Which lines hold the word "intraventriculaire"? Copy each of them from the material.

-=-=-=-=-

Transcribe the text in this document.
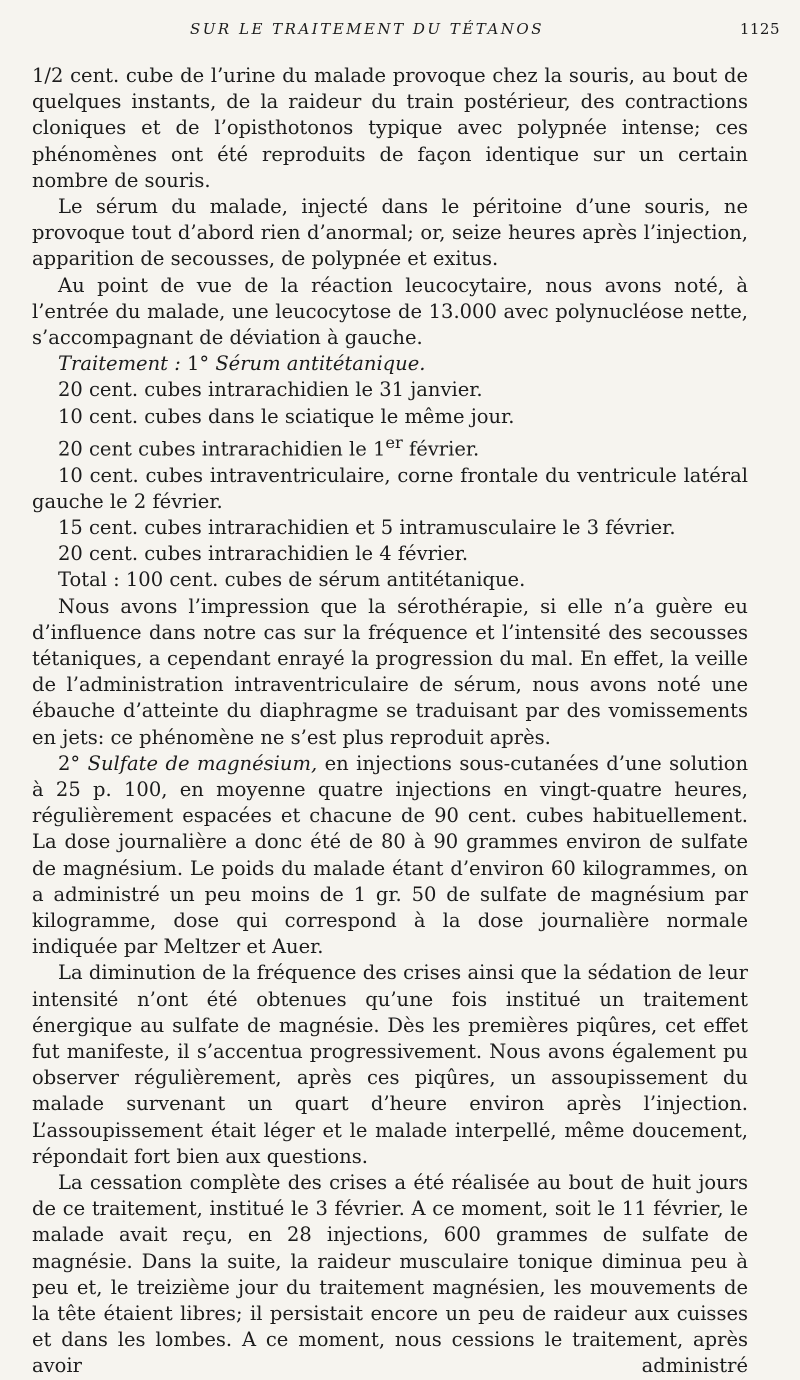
SUR LE TRAITEMENT DU TÉTANOS	1125

1/2 cent. cube de l’urine du malade provoque chez la souris, au bout de quelques instants, de la raideur du train postérieur, des contractions cloniques et de l’opisthotonos typique avec polypnée intense; ces phénomènes ont été reproduits de façon identique sur un certain nombre de souris.

Le sérum du malade, injecté dans le péritoine d’une souris, ne provoque tout d’abord rien d’anormal; or, seize heures après l’injection, apparition de secousses, de polypnée et exitus.

Au point de vue de la réaction leucocytaire, nous avons noté, à l’entrée du malade, une leucocytose de 13.000 avec polynucléose nette, s’accompagnant de déviation à gauche.

Traitement : 1° Sérum antitétanique.

20 cent. cubes intrarachidien le 31 janvier.

10 cent. cubes dans le sciatique le même jour.

20 cent cubes intrarachidien le 1er février.

10 cent. cubes intraventriculaire, corne frontale du ventricule latéral gauche le 2 février.

15 cent. cubes intrarachidien et 5 intramusculaire le 3 février.

20 cent. cubes intrarachidien le 4 février.

Total : 100 cent. cubes de sérum antitétanique.

Nous avons l’impression que la sérothérapie, si elle n’a guère eu d’influence dans notre cas sur la fréquence et l’intensité des secousses tétaniques, a cependant enrayé la progression du mal. En effet, la veille de l’administration intraventriculaire de sérum, nous avons noté une ébauche d’atteinte du diaphragme se traduisant par des vomissements en jets: ce phénomène ne s’est plus reproduit après.

2° Sulfate de magnésium, en injections sous-cutanées d’une solution à 25 p. 100, en moyenne quatre injections en vingt-quatre heures, régulièrement espacées et chacune de 90 cent. cubes habituellement. La dose journalière a donc été de 80 à 90 grammes environ de sulfate de magnésium. Le poids du malade étant d’environ 60 kilogrammes, on a administré un peu moins de 1 gr. 50 de sulfate de magnésium par kilogramme, dose qui correspond à la dose journalière normale indiquée par Meltzer et Auer.

La diminution de la fréquence des crises ainsi que la sédation de leur intensité n’ont été obtenues qu’une fois institué un traitement énergique au sulfate de magnésie. Dès les premières piqûres, cet effet fut manifeste, il s’accentua progressivement. Nous avons également pu observer régulièrement, après ces piqûres, un assoupissement du malade survenant un quart d’heure environ après l’injection. L’assoupissement était léger et le malade interpellé, même doucement, répondait fort bien aux questions.

La cessation complète des crises a été réalisée au bout de huit jours de ce traitement, institué le 3 février. A ce moment, soit le 11 février, le malade avait reçu, en 28 injections, 600 grammes de sulfate de magnésie. Dans la suite, la raideur musculaire tonique diminua peu à peu et, le treizième jour du traitement magnésien, les mouvements de la tête étaient libres; il persistait encore un peu de raideur aux cuisses et dans les lombes. A ce moment, nous cessions le traitement, après avoir administré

-=-=-=-=-

## Task result
10 cent. cubes intraventriculaire, corne frontale du ventricule latéral gauche le 2 février.
Nous avons l’impression que la sérothérapie, si elle n’a guère eu d’influence dans notre cas sur la fréquence et l’intensité des secousses tétaniques, a cependant enrayé la progression du mal. En effet, la veille de l’administration intraventriculaire de sérum, nous avons noté une ébauche d’atteinte du diaphragme se traduisant par des vomissements en jets: ce phénomène ne s’est plus reproduit après.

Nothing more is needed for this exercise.